▶ _WRITTEN REQUEST_
Check each line of the records below and collect those that include the word "subtitle".

— START OF STORED DATA —

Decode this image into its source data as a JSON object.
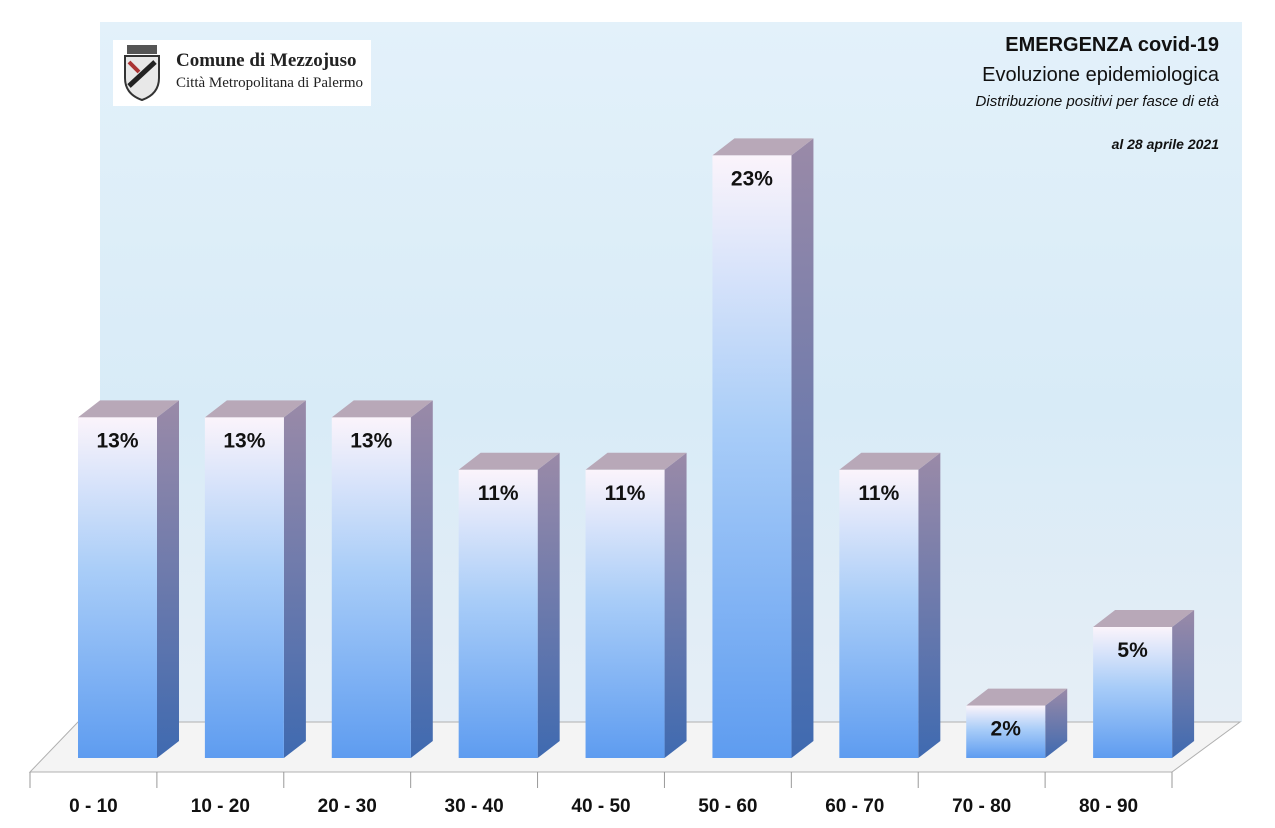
{
  "header": {
    "title": "EMERGENZA covid-19",
    "subtitle": "Evoluzione epidemiologica",
    "caption": "Distribuzione positivi per fasce di età",
    "date": "al 28 aprile 2021"
  },
  "logo": {
    "title": "Comune di Mezzojuso",
    "subtitle": "Città Metropolitana di Palermo"
  },
  "colors": {
    "bar_top": "#fbf4fb",
    "bar_bottom": "#5e9cf0",
    "bar_side": "#3f6ab0",
    "bar_cap": "#b8a8b8"
  },
  "chart_data": {
    "type": "bar",
    "title": "",
    "xlabel": "",
    "ylabel": "",
    "categories": [
      "0 - 10",
      "10 - 20",
      "20 - 30",
      "30 - 40",
      "40 - 50",
      "50 - 60",
      "60 - 70",
      "70 - 80",
      "80 - 90"
    ],
    "values": [
      13,
      13,
      13,
      11,
      11,
      23,
      11,
      2,
      5
    ],
    "labels": [
      "13%",
      "13%",
      "13%",
      "11%",
      "11%",
      "23%",
      "11%",
      "2%",
      "5%"
    ],
    "ylim": [
      0,
      25
    ],
    "grid": false,
    "legend": "none"
  }
}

— END OF STORED DATA —

▶ _SOLUTION TO THIS TASK_
    "subtitle": "Evoluzione epidemiologica",
    "subtitle": "Città Metropolitana di Palermo"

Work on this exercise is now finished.